Only the pictures should be left out; repeat the rest of the data exactly.

————————

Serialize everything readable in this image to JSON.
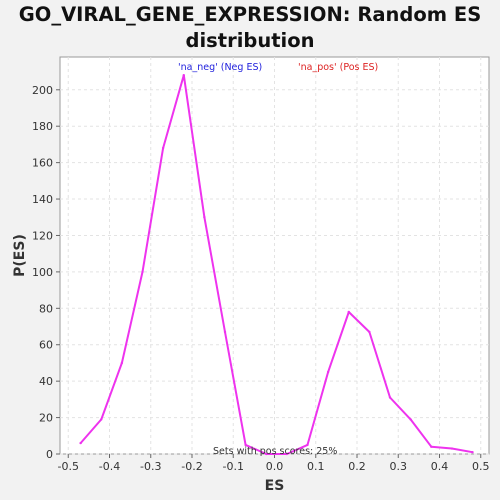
{
  "chart_data": {
    "type": "line",
    "title_line1": "GO_VIRAL_GENE_EXPRESSION: Random ES",
    "title_line2": "distribution",
    "xlabel": "ES",
    "ylabel": "P(ES)",
    "xlim": [
      -0.52,
      0.52
    ],
    "ylim": [
      0,
      218
    ],
    "xticks": [
      -0.5,
      -0.4,
      -0.3,
      -0.2,
      -0.1,
      0.0,
      0.1,
      0.2,
      0.3,
      0.4,
      0.5
    ],
    "xtick_labels": [
      "-0.5",
      "-0.4",
      "-0.3",
      "-0.2",
      "-0.1",
      "0.0",
      "0.1",
      "0.2",
      "0.3",
      "0.4",
      "0.5"
    ],
    "yticks": [
      0,
      20,
      40,
      60,
      80,
      100,
      120,
      140,
      160,
      180,
      200
    ],
    "ytick_labels": [
      "0",
      "20",
      "40",
      "60",
      "80",
      "100",
      "120",
      "140",
      "160",
      "180",
      "200"
    ],
    "grid": true,
    "legend": [
      {
        "label": "'na_neg' (Neg ES)",
        "color": "#2222dd"
      },
      {
        "label": "'na_pos' (Pos ES)",
        "color": "#dd2222"
      }
    ],
    "annotation": "Sets with pos scores: 25%",
    "series": [
      {
        "name": "Random ES",
        "color": "#ee33ee",
        "x": [
          -0.47,
          -0.42,
          -0.37,
          -0.32,
          -0.27,
          -0.22,
          -0.17,
          -0.12,
          -0.07,
          -0.02,
          0.03,
          0.08,
          0.13,
          0.18,
          0.23,
          0.28,
          0.33,
          0.38,
          0.43,
          0.48
        ],
        "y": [
          6,
          19,
          50,
          100,
          168,
          208,
          130,
          67,
          5,
          0,
          0,
          5,
          45,
          78,
          67,
          31,
          19,
          4,
          3,
          1
        ]
      }
    ]
  }
}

————————

• [Exercise output]:
Serialize everything readable in this image to JSON.
{
  "chart_data": {
    "type": "line",
    "title_line1": "GO_VIRAL_GENE_EXPRESSION: Random ES",
    "title_line2": "distribution",
    "xlabel": "ES",
    "ylabel": "P(ES)",
    "xlim": [
      -0.52,
      0.52
    ],
    "ylim": [
      0,
      218
    ],
    "xticks": [
      -0.5,
      -0.4,
      -0.3,
      -0.2,
      -0.1,
      0.0,
      0.1,
      0.2,
      0.3,
      0.4,
      0.5
    ],
    "xtick_labels": [
      "-0.5",
      "-0.4",
      "-0.3",
      "-0.2",
      "-0.1",
      "0.0",
      "0.1",
      "0.2",
      "0.3",
      "0.4",
      "0.5"
    ],
    "yticks": [
      0,
      20,
      40,
      60,
      80,
      100,
      120,
      140,
      160,
      180,
      200
    ],
    "ytick_labels": [
      "0",
      "20",
      "40",
      "60",
      "80",
      "100",
      "120",
      "140",
      "160",
      "180",
      "200"
    ],
    "grid": true,
    "legend": [
      {
        "label": "'na_neg' (Neg ES)",
        "color": "#2222dd"
      },
      {
        "label": "'na_pos' (Pos ES)",
        "color": "#dd2222"
      }
    ],
    "annotation": "Sets with pos scores: 25%",
    "series": [
      {
        "name": "Random ES",
        "color": "#ee33ee",
        "x": [
          -0.47,
          -0.42,
          -0.37,
          -0.32,
          -0.27,
          -0.22,
          -0.17,
          -0.12,
          -0.07,
          -0.02,
          0.03,
          0.08,
          0.13,
          0.18,
          0.23,
          0.28,
          0.33,
          0.38,
          0.43,
          0.48
        ],
        "y": [
          6,
          19,
          50,
          100,
          168,
          208,
          130,
          67,
          5,
          0,
          0,
          5,
          45,
          78,
          67,
          31,
          19,
          4,
          3,
          1
        ]
      }
    ]
  }
}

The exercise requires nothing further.